→ WHAT TO WORK ON: Go through the data below. Pull out every line that has the word "past".
BEGIN RECORDS SHOWN
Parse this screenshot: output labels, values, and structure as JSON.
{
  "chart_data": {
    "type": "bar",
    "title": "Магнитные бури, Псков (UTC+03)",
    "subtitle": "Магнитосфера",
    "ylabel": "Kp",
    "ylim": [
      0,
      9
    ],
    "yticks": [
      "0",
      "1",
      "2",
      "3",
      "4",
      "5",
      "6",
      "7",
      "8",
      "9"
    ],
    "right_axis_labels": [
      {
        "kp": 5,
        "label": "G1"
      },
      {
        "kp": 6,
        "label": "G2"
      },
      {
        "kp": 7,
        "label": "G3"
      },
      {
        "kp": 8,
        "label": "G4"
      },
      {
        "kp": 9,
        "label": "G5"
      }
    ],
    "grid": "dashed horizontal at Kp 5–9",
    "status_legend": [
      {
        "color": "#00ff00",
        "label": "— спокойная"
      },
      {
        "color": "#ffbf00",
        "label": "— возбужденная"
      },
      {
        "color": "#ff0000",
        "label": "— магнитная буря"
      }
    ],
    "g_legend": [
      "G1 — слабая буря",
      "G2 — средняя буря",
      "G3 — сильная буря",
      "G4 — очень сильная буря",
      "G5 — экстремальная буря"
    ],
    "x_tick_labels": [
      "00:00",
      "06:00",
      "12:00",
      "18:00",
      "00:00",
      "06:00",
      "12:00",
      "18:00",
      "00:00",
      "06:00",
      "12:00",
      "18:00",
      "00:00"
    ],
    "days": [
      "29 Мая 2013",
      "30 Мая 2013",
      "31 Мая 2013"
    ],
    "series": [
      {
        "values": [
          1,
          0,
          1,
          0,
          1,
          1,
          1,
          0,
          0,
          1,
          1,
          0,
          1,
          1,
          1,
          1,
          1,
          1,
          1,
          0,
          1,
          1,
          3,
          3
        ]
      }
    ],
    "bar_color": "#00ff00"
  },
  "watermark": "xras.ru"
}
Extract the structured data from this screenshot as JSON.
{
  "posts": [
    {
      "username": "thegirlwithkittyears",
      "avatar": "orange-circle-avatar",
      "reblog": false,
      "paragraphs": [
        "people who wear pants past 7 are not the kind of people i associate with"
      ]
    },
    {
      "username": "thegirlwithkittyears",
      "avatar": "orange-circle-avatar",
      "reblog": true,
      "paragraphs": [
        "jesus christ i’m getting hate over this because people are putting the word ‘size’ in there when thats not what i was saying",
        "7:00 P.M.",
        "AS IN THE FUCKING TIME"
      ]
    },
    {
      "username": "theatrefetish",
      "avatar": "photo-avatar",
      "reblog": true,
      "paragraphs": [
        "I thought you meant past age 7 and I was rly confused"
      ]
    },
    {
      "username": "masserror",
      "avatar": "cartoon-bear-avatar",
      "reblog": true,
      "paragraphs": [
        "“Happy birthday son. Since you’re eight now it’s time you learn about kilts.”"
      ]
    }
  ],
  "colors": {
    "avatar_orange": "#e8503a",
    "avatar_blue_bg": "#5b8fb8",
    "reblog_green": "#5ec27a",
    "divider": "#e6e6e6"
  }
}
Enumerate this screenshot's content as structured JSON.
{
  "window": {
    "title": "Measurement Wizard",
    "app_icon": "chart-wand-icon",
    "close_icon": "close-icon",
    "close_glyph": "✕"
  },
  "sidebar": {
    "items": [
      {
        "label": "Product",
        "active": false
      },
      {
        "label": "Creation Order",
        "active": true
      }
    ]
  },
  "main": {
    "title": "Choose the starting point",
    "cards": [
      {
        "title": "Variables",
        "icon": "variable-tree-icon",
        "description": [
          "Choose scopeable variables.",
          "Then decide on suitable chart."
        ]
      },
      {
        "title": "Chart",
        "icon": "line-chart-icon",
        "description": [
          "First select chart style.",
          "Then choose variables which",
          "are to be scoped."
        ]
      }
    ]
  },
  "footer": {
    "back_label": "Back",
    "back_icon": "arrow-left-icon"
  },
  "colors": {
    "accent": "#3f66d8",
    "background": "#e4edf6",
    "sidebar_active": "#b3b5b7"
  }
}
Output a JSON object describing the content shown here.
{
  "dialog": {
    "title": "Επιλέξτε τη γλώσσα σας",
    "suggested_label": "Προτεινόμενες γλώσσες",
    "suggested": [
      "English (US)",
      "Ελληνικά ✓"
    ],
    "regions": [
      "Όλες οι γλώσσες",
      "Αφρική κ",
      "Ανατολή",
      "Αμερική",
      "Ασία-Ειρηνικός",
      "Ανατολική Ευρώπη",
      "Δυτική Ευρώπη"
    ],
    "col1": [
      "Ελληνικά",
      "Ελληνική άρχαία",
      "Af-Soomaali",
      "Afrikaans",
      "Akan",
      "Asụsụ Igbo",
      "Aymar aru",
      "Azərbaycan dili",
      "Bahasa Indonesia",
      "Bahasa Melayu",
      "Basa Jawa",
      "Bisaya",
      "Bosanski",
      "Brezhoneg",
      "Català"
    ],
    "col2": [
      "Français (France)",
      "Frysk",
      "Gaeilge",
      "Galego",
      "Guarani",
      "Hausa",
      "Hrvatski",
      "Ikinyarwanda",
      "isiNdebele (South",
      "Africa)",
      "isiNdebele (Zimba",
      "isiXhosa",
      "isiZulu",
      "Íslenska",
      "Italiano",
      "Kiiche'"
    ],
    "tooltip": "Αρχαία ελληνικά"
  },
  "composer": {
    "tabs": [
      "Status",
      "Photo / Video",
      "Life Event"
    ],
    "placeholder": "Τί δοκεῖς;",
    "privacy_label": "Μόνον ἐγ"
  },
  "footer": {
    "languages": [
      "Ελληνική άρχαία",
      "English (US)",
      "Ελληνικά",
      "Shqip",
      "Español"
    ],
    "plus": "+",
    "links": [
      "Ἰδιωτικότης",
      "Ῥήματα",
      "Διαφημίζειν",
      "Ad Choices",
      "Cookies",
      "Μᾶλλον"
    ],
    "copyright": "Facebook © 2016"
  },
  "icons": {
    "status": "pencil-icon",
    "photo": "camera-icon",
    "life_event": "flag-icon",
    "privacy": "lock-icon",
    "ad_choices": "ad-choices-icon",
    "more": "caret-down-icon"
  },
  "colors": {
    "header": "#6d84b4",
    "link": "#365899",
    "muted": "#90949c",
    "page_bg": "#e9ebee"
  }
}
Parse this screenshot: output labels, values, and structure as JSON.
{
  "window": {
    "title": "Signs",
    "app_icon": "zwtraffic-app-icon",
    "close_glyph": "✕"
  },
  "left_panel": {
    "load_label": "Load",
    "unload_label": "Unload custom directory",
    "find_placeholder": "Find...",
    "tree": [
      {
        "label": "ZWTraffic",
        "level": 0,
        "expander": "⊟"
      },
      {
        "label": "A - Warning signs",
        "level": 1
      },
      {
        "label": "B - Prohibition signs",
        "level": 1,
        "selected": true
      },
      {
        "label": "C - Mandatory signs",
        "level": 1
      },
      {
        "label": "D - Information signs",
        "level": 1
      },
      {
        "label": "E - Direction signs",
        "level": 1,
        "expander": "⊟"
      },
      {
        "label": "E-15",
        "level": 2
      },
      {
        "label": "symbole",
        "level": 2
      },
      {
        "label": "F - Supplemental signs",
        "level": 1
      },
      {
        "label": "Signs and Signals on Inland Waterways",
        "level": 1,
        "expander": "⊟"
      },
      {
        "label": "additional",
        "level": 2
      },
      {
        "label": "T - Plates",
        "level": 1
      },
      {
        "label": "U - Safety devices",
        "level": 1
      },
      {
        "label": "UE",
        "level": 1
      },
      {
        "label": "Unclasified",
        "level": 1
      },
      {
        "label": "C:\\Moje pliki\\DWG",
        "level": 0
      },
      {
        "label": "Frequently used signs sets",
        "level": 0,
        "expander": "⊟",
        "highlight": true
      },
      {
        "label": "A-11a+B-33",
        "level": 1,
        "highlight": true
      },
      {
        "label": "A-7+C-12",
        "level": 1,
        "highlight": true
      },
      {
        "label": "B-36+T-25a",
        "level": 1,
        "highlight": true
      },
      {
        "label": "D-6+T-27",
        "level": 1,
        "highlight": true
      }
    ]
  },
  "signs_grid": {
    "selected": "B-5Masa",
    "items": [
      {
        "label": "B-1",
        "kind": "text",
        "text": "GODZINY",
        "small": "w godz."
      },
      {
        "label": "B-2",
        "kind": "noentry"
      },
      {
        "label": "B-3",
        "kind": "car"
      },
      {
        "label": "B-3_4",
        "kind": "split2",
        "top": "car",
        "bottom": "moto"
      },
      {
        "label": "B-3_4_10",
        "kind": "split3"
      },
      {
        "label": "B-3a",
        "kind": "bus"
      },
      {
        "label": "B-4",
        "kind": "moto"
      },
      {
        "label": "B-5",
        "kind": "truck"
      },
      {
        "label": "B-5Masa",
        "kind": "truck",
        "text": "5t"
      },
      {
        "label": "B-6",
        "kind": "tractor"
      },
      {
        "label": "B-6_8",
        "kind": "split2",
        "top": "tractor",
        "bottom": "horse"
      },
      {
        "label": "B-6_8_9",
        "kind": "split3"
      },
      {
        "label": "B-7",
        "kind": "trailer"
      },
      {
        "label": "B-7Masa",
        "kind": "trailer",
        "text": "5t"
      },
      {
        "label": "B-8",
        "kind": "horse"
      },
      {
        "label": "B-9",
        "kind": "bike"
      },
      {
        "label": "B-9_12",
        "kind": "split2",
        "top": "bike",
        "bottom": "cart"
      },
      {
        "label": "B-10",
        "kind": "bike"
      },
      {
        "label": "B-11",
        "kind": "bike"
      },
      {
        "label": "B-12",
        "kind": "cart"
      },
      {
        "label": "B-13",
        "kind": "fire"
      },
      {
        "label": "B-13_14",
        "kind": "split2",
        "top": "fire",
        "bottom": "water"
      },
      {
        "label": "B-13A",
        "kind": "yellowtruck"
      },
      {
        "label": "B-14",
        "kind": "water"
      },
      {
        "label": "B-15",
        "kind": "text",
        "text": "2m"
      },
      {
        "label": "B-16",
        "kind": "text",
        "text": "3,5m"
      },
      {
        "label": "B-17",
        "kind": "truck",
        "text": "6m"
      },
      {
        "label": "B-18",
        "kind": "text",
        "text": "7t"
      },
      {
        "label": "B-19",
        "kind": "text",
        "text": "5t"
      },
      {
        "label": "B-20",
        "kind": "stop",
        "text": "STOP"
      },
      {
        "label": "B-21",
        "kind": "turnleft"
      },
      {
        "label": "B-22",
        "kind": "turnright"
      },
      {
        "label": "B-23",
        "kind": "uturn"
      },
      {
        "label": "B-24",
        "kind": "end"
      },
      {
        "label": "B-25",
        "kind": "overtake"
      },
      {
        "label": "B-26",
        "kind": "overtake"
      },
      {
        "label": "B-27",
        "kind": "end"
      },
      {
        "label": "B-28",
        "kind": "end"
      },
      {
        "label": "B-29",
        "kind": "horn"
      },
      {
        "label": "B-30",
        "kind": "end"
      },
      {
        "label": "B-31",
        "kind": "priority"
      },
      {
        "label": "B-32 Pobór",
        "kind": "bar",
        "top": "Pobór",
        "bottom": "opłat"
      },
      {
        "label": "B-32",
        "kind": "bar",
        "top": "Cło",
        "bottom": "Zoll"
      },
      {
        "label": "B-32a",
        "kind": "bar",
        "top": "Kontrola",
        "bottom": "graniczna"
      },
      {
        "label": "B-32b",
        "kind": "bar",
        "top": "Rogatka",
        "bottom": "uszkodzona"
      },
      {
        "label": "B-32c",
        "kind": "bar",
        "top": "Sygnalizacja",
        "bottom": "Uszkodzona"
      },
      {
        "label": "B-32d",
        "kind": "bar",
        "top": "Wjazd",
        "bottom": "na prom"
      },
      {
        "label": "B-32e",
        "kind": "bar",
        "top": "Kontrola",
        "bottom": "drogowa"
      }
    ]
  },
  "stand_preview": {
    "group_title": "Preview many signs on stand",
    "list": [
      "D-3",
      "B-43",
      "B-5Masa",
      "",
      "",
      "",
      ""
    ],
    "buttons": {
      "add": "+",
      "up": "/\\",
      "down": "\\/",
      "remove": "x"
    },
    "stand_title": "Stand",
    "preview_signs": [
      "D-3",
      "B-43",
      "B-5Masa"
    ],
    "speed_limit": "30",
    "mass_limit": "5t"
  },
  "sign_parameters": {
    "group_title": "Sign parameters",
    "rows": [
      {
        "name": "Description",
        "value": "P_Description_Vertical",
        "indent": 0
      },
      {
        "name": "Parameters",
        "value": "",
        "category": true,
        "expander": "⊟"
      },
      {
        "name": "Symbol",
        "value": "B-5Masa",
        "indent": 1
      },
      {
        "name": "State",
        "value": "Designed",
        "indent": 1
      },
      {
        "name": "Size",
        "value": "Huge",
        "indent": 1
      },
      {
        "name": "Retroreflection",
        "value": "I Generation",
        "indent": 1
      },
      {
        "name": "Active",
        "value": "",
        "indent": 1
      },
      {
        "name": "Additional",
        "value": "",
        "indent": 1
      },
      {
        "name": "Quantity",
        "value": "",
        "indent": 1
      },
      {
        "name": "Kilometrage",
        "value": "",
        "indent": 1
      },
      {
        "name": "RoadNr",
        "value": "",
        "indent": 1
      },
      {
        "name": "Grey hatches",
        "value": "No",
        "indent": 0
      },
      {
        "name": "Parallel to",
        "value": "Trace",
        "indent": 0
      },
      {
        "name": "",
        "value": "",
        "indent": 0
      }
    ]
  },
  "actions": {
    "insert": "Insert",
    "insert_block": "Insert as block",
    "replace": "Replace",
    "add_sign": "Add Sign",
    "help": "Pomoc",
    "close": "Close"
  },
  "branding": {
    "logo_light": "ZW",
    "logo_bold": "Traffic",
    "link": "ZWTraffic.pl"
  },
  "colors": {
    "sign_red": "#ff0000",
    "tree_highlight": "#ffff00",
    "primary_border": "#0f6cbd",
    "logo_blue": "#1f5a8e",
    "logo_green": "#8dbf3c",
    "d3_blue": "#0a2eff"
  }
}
END RECORDS SHOWN
→ RIGHT ANSWER:
        "people who wear pants past 7 are not the kind of people i associate with"
        "I thought you meant past age 7 and I was rly confused"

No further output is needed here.